## Stored rows:
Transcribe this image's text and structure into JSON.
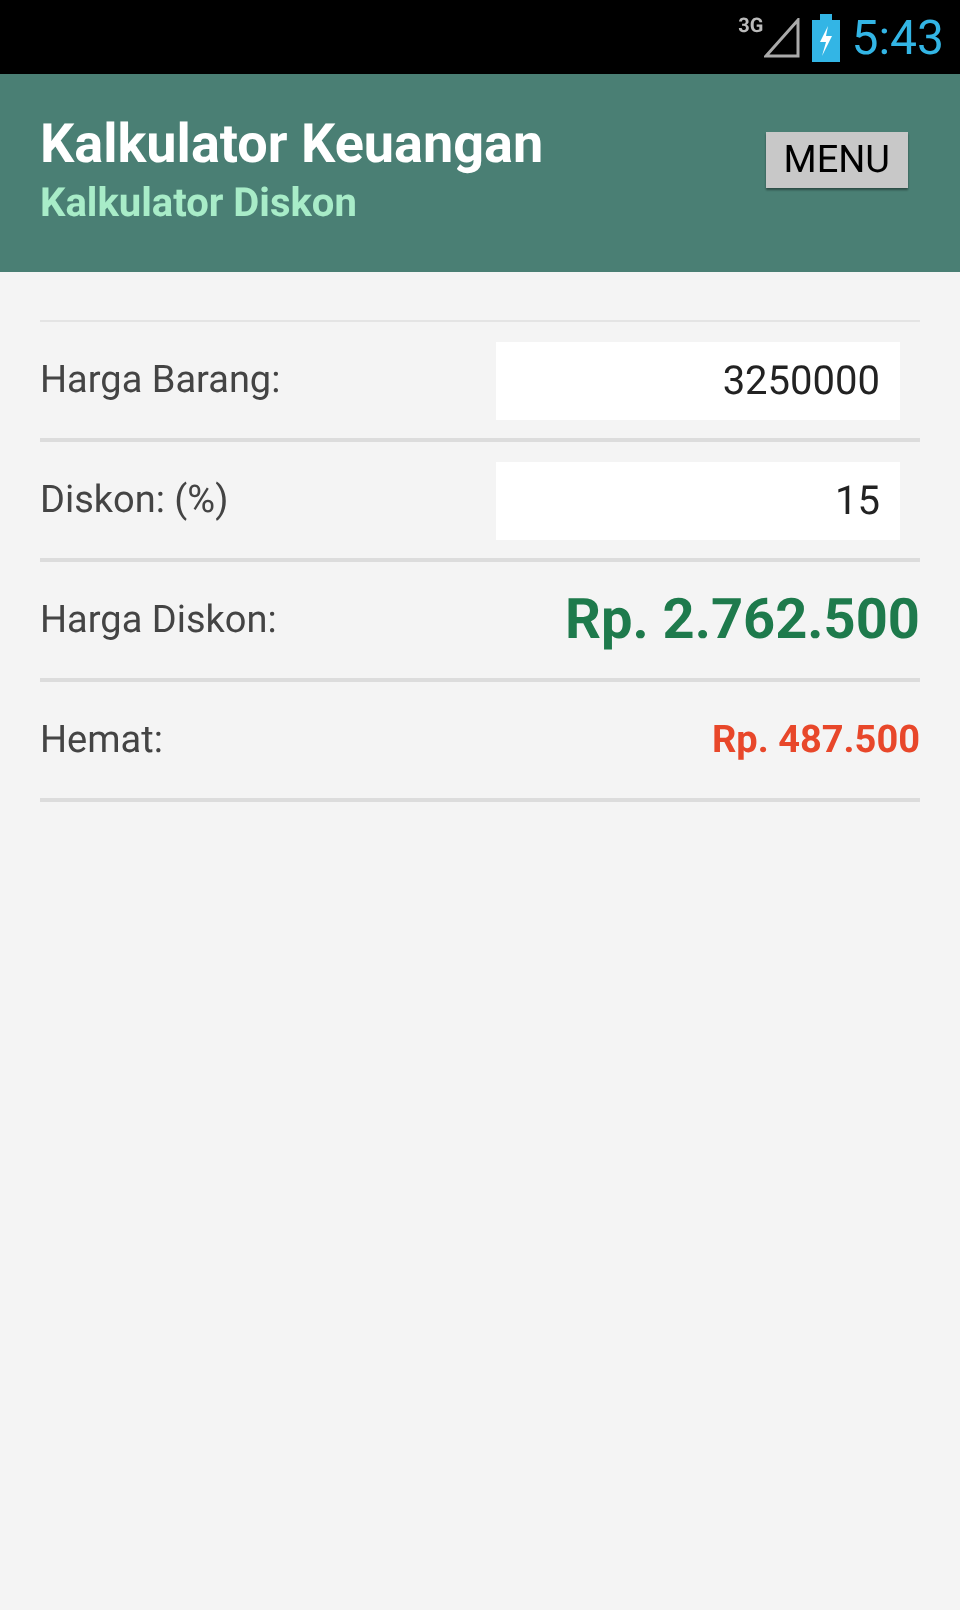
{
  "status_bar": {
    "network": "3G",
    "time": "5:43"
  },
  "header": {
    "title": "Kalkulator Keuangan",
    "subtitle": "Kalkulator Diskon",
    "menu_button": "MENU"
  },
  "rows": [
    {
      "kind": "input",
      "label": "Harga Barang:",
      "value": "3250000"
    },
    {
      "kind": "input",
      "label": "Diskon: (%)",
      "value": "15"
    },
    {
      "kind": "result",
      "label": "Harga Diskon:",
      "value": "Rp. 2.762.500",
      "large": true,
      "color": "#1e7a4c"
    },
    {
      "kind": "result",
      "label": "Hemat:",
      "value": "Rp. 487.500",
      "large": false,
      "color": "#e8472a"
    }
  ]
}
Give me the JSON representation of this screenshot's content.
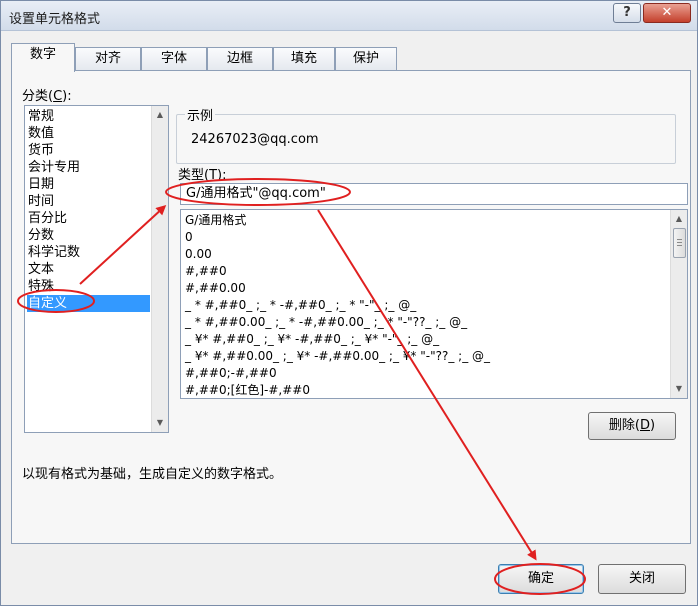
{
  "window": {
    "title": "设置单元格格式",
    "help_label": "?",
    "close_label": "✕"
  },
  "tabs": [
    "数字",
    "对齐",
    "字体",
    "边框",
    "填充",
    "保护"
  ],
  "category": {
    "label": "分类(",
    "label_key": "C",
    "label_end": "):",
    "items": [
      "常规",
      "数值",
      "货币",
      "会计专用",
      "日期",
      "时间",
      "百分比",
      "分数",
      "科学记数",
      "文本",
      "特殊",
      "自定义"
    ],
    "selected_index": 11
  },
  "sample": {
    "label": "示例",
    "value": "24267023@qq.com"
  },
  "type": {
    "label": "类型(",
    "label_key": "T",
    "label_end": "):",
    "value": "G/通用格式\"@qq.com\""
  },
  "formats": [
    "G/通用格式",
    "0",
    "0.00",
    "#,##0",
    "#,##0.00",
    "_ * #,##0_ ;_ * -#,##0_ ;_ * \"-\"_ ;_ @_",
    "_ * #,##0.00_ ;_ * -#,##0.00_ ;_ * \"-\"??_ ;_ @_",
    "_ ¥* #,##0_ ;_ ¥* -#,##0_ ;_ ¥* \"-\"_ ;_ @_",
    "_ ¥* #,##0.00_ ;_ ¥* -#,##0.00_ ;_ ¥* \"-\"??_ ;_ @_",
    "#,##0;-#,##0",
    "#,##0;[红色]-#,##0"
  ],
  "delete_button": {
    "label": "删除(",
    "key": "D",
    "end": ")"
  },
  "description": "以现有格式为基础，生成自定义的数字格式。",
  "ok_label": "确定",
  "cancel_label": "关闭",
  "annotation_color": "#e02020"
}
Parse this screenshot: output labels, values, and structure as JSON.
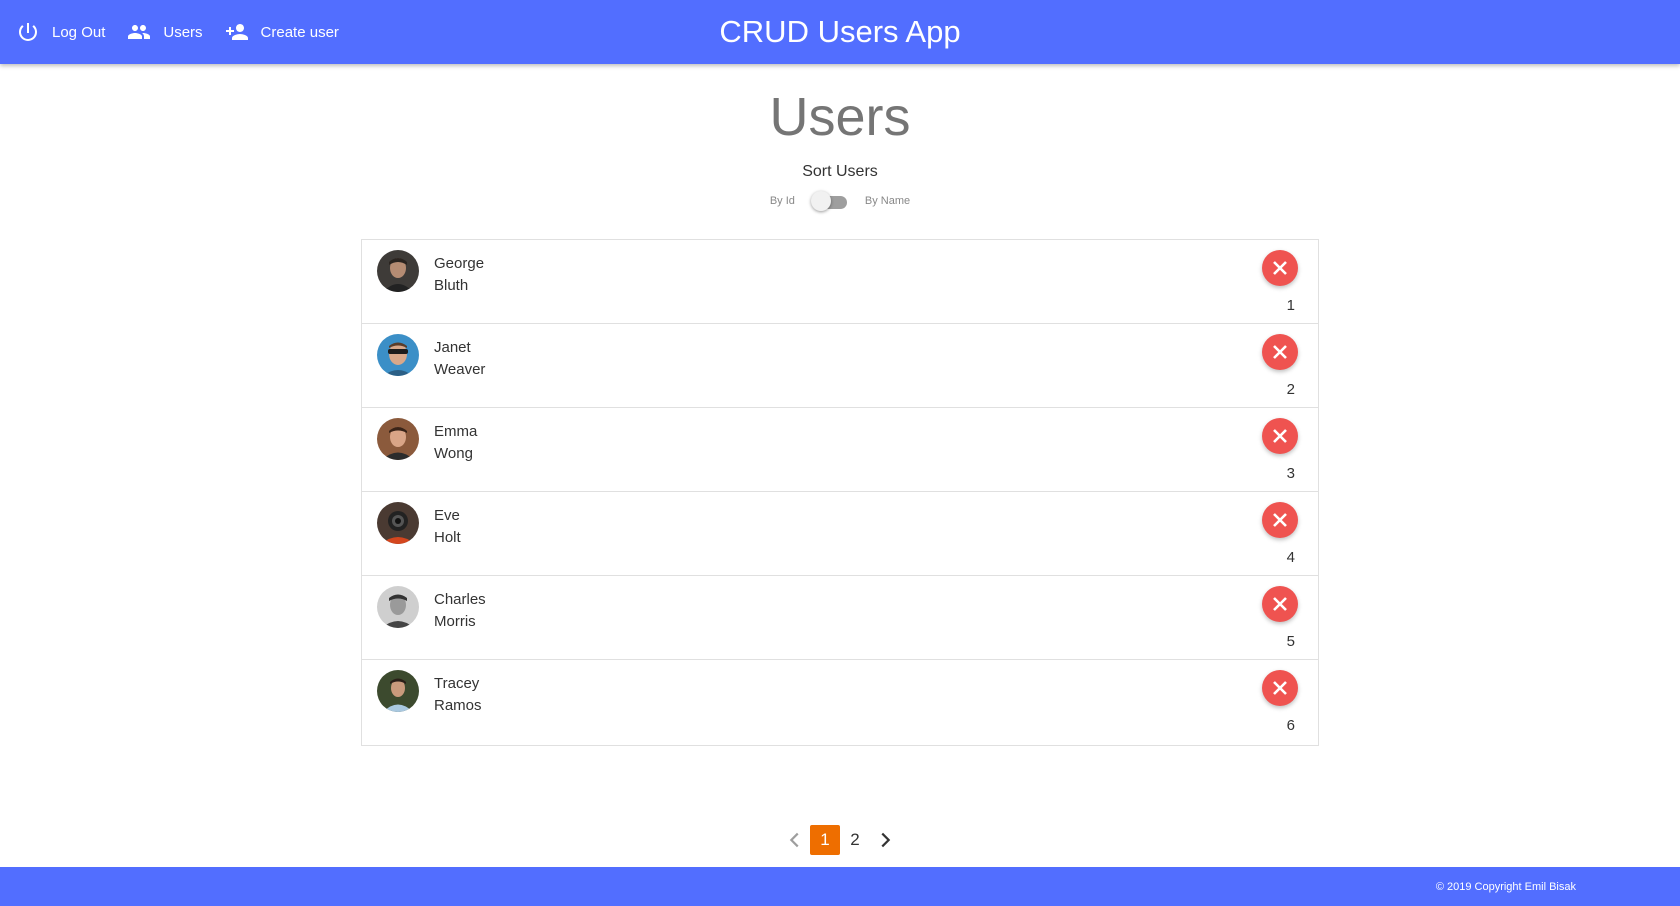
{
  "header": {
    "title": "CRUD Users App",
    "nav": [
      {
        "label": "Log Out",
        "icon": "power-icon"
      },
      {
        "label": "Users",
        "icon": "users-icon"
      },
      {
        "label": "Create user",
        "icon": "add-user-icon"
      }
    ]
  },
  "main": {
    "title": "Users",
    "sort": {
      "title": "Sort Users",
      "left_label": "By Id",
      "right_label": "By Name",
      "by_name_enabled": false
    },
    "users": [
      {
        "first": "George",
        "last": "Bluth",
        "id": "1"
      },
      {
        "first": "Janet",
        "last": "Weaver",
        "id": "2"
      },
      {
        "first": "Emma",
        "last": "Wong",
        "id": "3"
      },
      {
        "first": "Eve",
        "last": "Holt",
        "id": "4"
      },
      {
        "first": "Charles",
        "last": "Morris",
        "id": "5"
      },
      {
        "first": "Tracey",
        "last": "Ramos",
        "id": "6"
      }
    ]
  },
  "pagination": {
    "pages": [
      "1",
      "2"
    ],
    "current": "1"
  },
  "footer": {
    "copyright": "© 2019 Copyright Emil Bisak"
  },
  "colors": {
    "primary": "#526eff",
    "danger": "#ef5350",
    "active_page": "#ee6e00"
  }
}
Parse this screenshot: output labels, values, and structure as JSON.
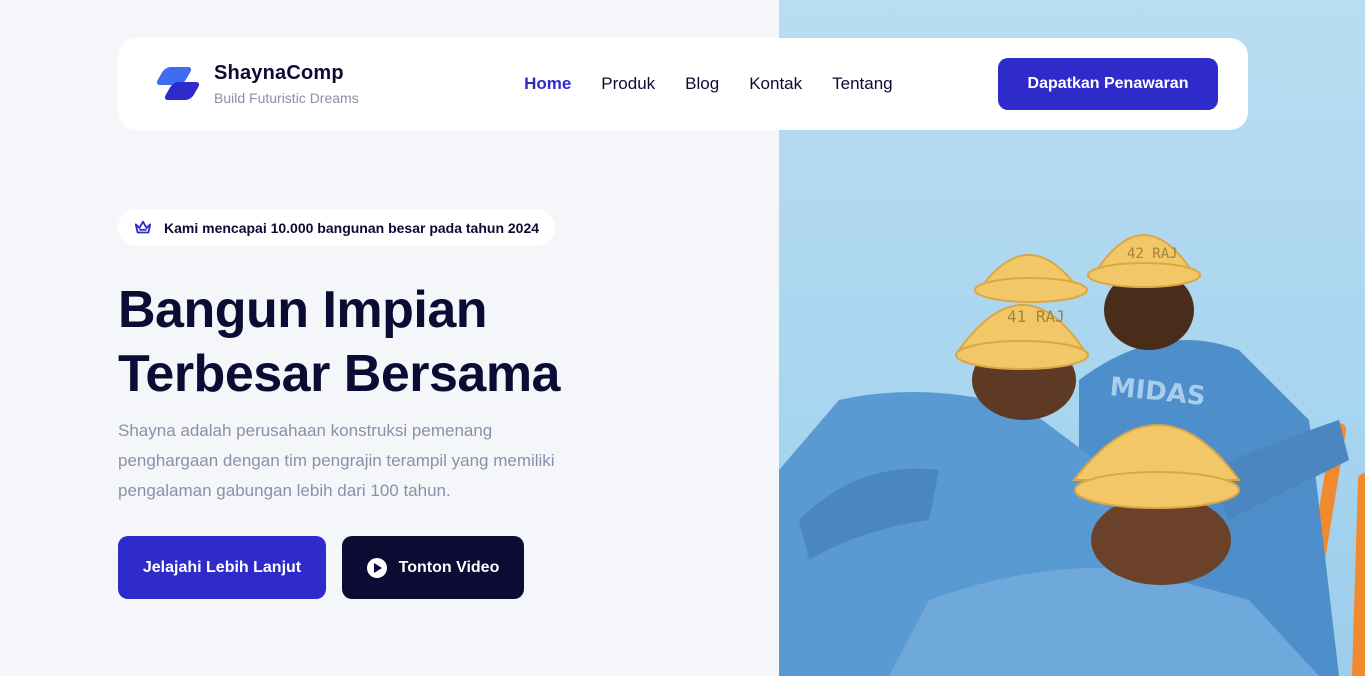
{
  "brand": {
    "name": "ShaynaComp",
    "tagline": "Build Futuristic Dreams"
  },
  "nav": {
    "items": [
      {
        "label": "Home",
        "active": true
      },
      {
        "label": "Produk",
        "active": false
      },
      {
        "label": "Blog",
        "active": false
      },
      {
        "label": "Kontak",
        "active": false
      },
      {
        "label": "Tentang",
        "active": false
      }
    ],
    "cta_label": "Dapatkan Penawaran"
  },
  "hero": {
    "badge_text": "Kami mencapai 10.000 bangunan besar pada tahun 2024",
    "badge_icon": "crown-icon",
    "headline_line1": "Bangun Impian",
    "headline_line2": "Terbesar Bersama",
    "description": "Shayna adalah perusahaan konstruksi pemenang penghargaan dengan tim pengrajin terampil yang memiliki pengalaman gabungan lebih dari 100 tahun.",
    "primary_button": "Jelajahi Lebih Lanjut",
    "secondary_button": "Tonton Video",
    "secondary_icon": "play-icon"
  },
  "photo": {
    "helmet_numbers": [
      "42 RAJ",
      "41 RAJ"
    ],
    "shirt_text": "MIDAS"
  },
  "colors": {
    "primary": "#2F2BCB",
    "dark": "#0B0B33",
    "muted": "#8A90A8",
    "background": "#F5F6FA"
  }
}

## Work instructions:
Where a line in the entries holds "description", copy that line.

## Worked solution:
  "description": "以现有格式为基础，生成自定义的数字格式。",
    "description": "Shayna adalah perusahaan konstruksi pemenang penghargaan dengan tim pengrajin terampil yang memiliki pengalaman gabungan lebih dari 100 tahun.",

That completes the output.